Problem
Return exactly the lines of the data below, from the one that contains "Type out the text in this image." through the final line, and leave out every picture.

(Stored records)
--- START ---
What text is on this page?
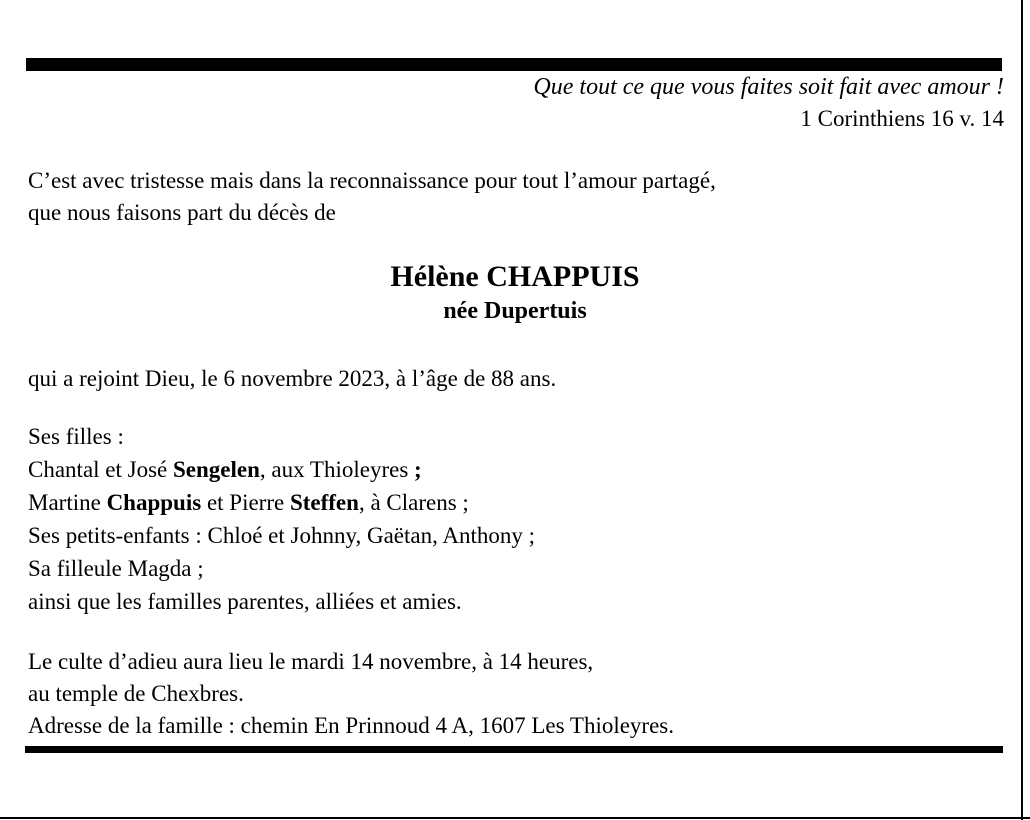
Que tout ce que vous faites soit fait avec amour !
1 Corinthiens 16 v. 14
C’est avec tristesse mais dans la reconnaissance pour tout l’amour partagé,
que nous faisons part du décès de
Hélène CHAPPUIS
née Dupertuis
qui a rejoint Dieu, le 6 novembre 2023, à l’âge de 88 ans.
Ses filles :
Chantal et José Sengelen, aux Thioleyres ;
Martine Chappuis et Pierre Steffen, à Clarens ;
Ses petits-enfants : Chloé et Johnny, Gaëtan, Anthony ;
Sa filleule Magda ;
ainsi que les familles parentes, alliées et amies.
Le culte d’adieu aura lieu le mardi 14 novembre, à 14 heures,
au temple de Chexbres.
Adresse de la famille : chemin En Prinnoud 4 A, 1607 Les Thioleyres.
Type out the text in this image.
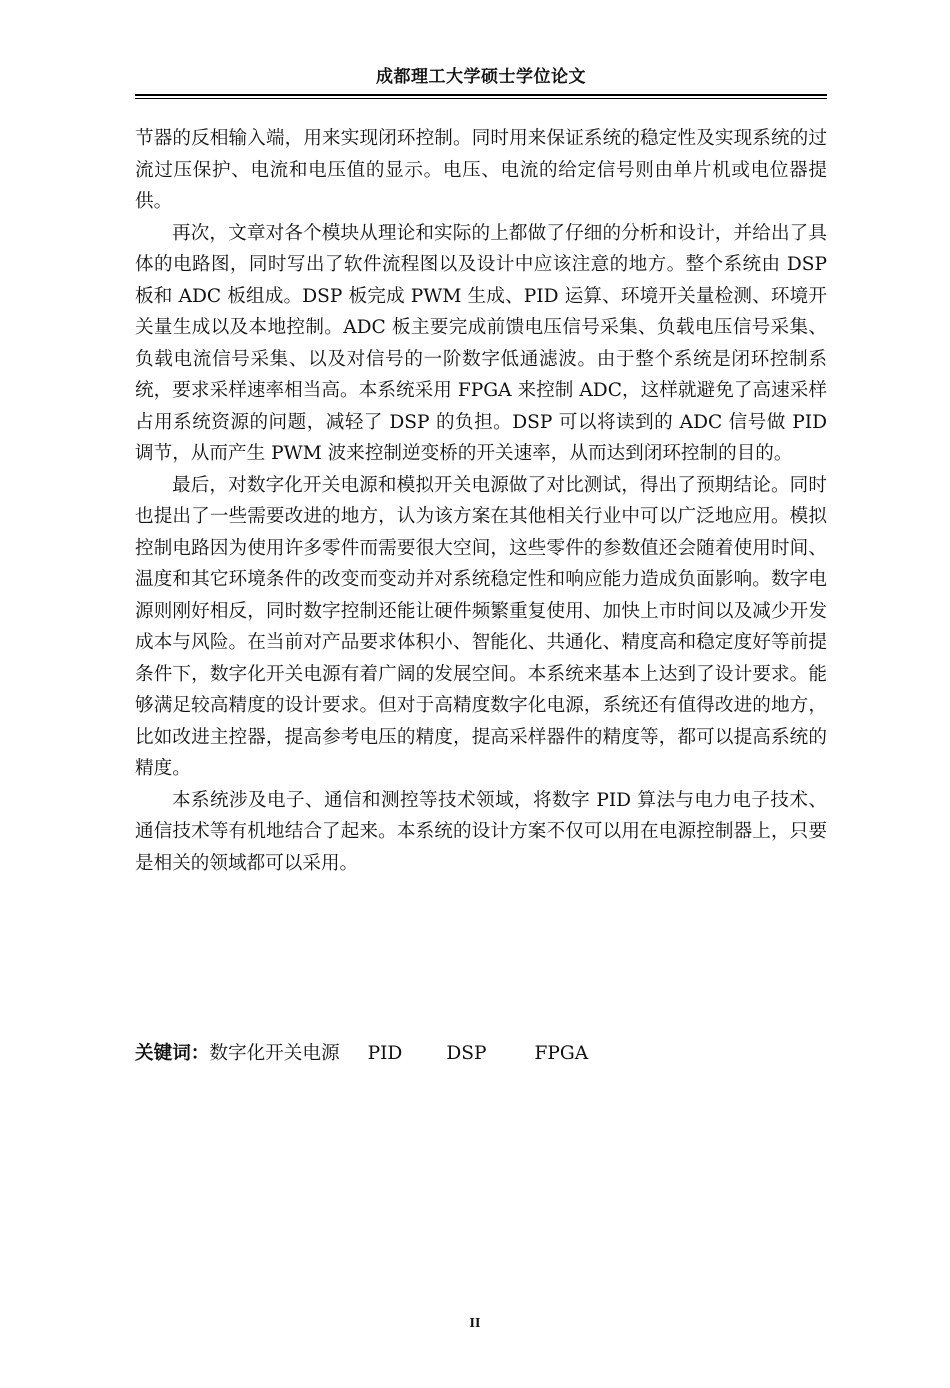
成都理工大学硕士学位论文

节器的反相输入端，用来实现闭环控制。同时用来保证系统的稳定性及实现系统的过流过压保护、电流和电压值的显示。电压、电流的给定信号则由单片机或电位器提供。

再次，文章对各个模块从理论和实际的上都做了仔细的分析和设计，并给出了具体的电路图，同时写出了软件流程图以及设计中应该注意的地方。整个系统由 DSP 板和 ADC 板组成。DSP 板完成 PWM 生成、PID 运算、环境开关量检测、环境开关量生成以及本地控制。ADC 板主要完成前馈电压信号采集、负载电压信号采集、负载电流信号采集、以及对信号的一阶数字低通滤波。由于整个系统是闭环控制系统，要求采样速率相当高。本系统采用 FPGA 来控制 ADC，这样就避免了高速采样占用系统资源的问题，减轻了 DSP 的负担。DSP 可以将读到的 ADC 信号做 PID 调节，从而产生 PWM 波来控制逆变桥的开关速率，从而达到闭环控制的目的。

最后，对数字化开关电源和模拟开关电源做了对比测试，得出了预期结论。同时也提出了一些需要改进的地方，认为该方案在其他相关行业中可以广泛地应用。模拟控制电路因为使用许多零件而需要很大空间，这些零件的参数值还会随着使用时间、温度和其它环境条件的改变而变动并对系统稳定性和响应能力造成负面影响。数字电源则刚好相反，同时数字控制还能让硬件频繁重复使用、加快上市时间以及减少开发成本与风险。在当前对产品要求体积小、智能化、共通化、精度高和稳定度好等前提条件下，数字化开关电源有着广阔的发展空间。本系统来基本上达到了设计要求。能够满足较高精度的设计要求。但对于高精度数字化电源，系统还有值得改进的地方，比如改进主控器，提高参考电压的精度，提高采样器件的精度等，都可以提高系统的精度。

本系统涉及电子、通信和测控等技术领域，将数字 PID 算法与电力电子技术、通信技术等有机地结合了起来。本系统的设计方案不仅可以用在电源控制器上，只要是相关的领域都可以采用。

关键词：数字化开关电源 PID DSP	FPGA
II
--- END ---
Full output
Type out the text in this image.
成都理工大学硕士学位论文

节器的反相输入端，用来实现闭环控制。同时用来保证系统的稳定性及实现系统的过流过压保护、电流和电压值的显示。电压、电流的给定信号则由单片机或电位器提供。

再次，文章对各个模块从理论和实际的上都做了仔细的分析和设计，并给出了具体的电路图，同时写出了软件流程图以及设计中应该注意的地方。整个系统由 DSP 板和 ADC 板组成。DSP 板完成 PWM 生成、PID 运算、环境开关量检测、环境开关量生成以及本地控制。ADC 板主要完成前馈电压信号采集、负载电压信号采集、负载电流信号采集、以及对信号的一阶数字低通滤波。由于整个系统是闭环控制系统，要求采样速率相当高。本系统采用 FPGA 来控制 ADC，这样就避免了高速采样占用系统资源的问题，减轻了 DSP 的负担。DSP 可以将读到的 ADC 信号做 PID 调节，从而产生 PWM 波来控制逆变桥的开关速率，从而达到闭环控制的目的。

最后，对数字化开关电源和模拟开关电源做了对比测试，得出了预期结论。同时也提出了一些需要改进的地方，认为该方案在其他相关行业中可以广泛地应用。模拟控制电路因为使用许多零件而需要很大空间，这些零件的参数值还会随着使用时间、温度和其它环境条件的改变而变动并对系统稳定性和响应能力造成负面影响。数字电源则刚好相反，同时数字控制还能让硬件频繁重复使用、加快上市时间以及减少开发成本与风险。在当前对产品要求体积小、智能化、共通化、精度高和稳定度好等前提条件下，数字化开关电源有着广阔的发展空间。本系统来基本上达到了设计要求。能够满足较高精度的设计要求。但对于高精度数字化电源，系统还有值得改进的地方，比如改进主控器，提高参考电压的精度，提高采样器件的精度等，都可以提高系统的精度。

本系统涉及电子、通信和测控等技术领域，将数字 PID 算法与电力电子技术、通信技术等有机地结合了起来。本系统的设计方案不仅可以用在电源控制器上，只要是相关的领域都可以采用。

关键词：数字化开关电源 PID DSP	FPGA
II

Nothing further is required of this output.